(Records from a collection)
"""
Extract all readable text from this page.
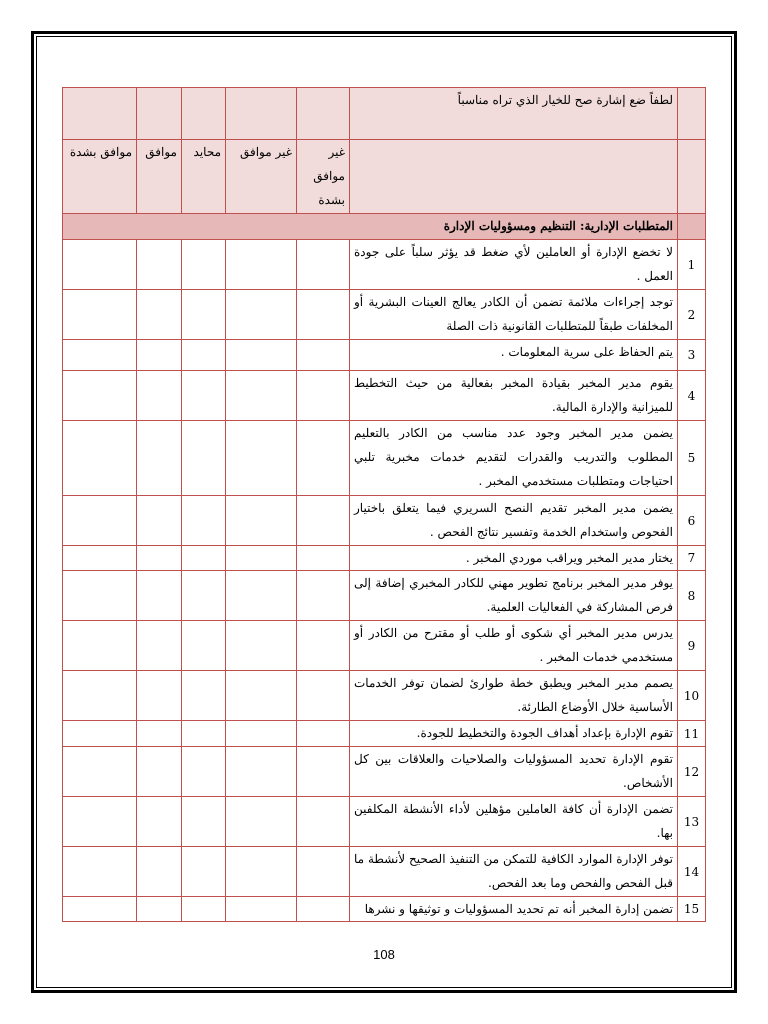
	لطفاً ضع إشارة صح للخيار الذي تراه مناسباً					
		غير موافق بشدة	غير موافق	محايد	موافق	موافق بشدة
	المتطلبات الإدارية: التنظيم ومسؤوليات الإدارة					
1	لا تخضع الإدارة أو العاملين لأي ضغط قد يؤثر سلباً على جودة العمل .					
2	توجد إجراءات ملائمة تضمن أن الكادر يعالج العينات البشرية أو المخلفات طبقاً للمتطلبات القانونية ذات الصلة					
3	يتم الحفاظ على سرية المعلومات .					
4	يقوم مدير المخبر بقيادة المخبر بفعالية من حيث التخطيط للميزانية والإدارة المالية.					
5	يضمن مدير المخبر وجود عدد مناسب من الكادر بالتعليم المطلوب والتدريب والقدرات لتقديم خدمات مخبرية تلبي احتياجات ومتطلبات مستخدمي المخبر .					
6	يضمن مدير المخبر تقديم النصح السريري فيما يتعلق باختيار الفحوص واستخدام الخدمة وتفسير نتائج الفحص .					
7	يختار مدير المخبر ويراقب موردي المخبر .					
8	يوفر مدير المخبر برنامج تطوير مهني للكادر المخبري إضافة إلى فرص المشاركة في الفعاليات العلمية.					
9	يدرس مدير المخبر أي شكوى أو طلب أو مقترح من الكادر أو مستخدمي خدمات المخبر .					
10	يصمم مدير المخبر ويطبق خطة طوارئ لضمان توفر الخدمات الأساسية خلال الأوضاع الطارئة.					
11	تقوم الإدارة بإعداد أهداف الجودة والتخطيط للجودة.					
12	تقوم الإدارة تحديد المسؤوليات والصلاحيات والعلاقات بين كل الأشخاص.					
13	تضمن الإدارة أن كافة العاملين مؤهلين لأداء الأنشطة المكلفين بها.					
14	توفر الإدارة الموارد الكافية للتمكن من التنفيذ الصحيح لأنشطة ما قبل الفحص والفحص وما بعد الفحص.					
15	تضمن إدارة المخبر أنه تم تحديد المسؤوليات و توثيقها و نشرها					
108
"""
## REQUIRED WORK
Pick out every line above that holds the word "يضمن" and copy it.

## ANSWER BELOW
5	يضمن مدير المخبر وجود عدد مناسب من الكادر بالتعليم المطلوب والتدريب والقدرات لتقديم خدمات مخبرية تلبي احتياجات ومتطلبات مستخدمي المخبر .					
6	يضمن مدير المخبر تقديم النصح السريري فيما يتعلق باختيار الفحوص واستخدام الخدمة وتفسير نتائج الفحص .					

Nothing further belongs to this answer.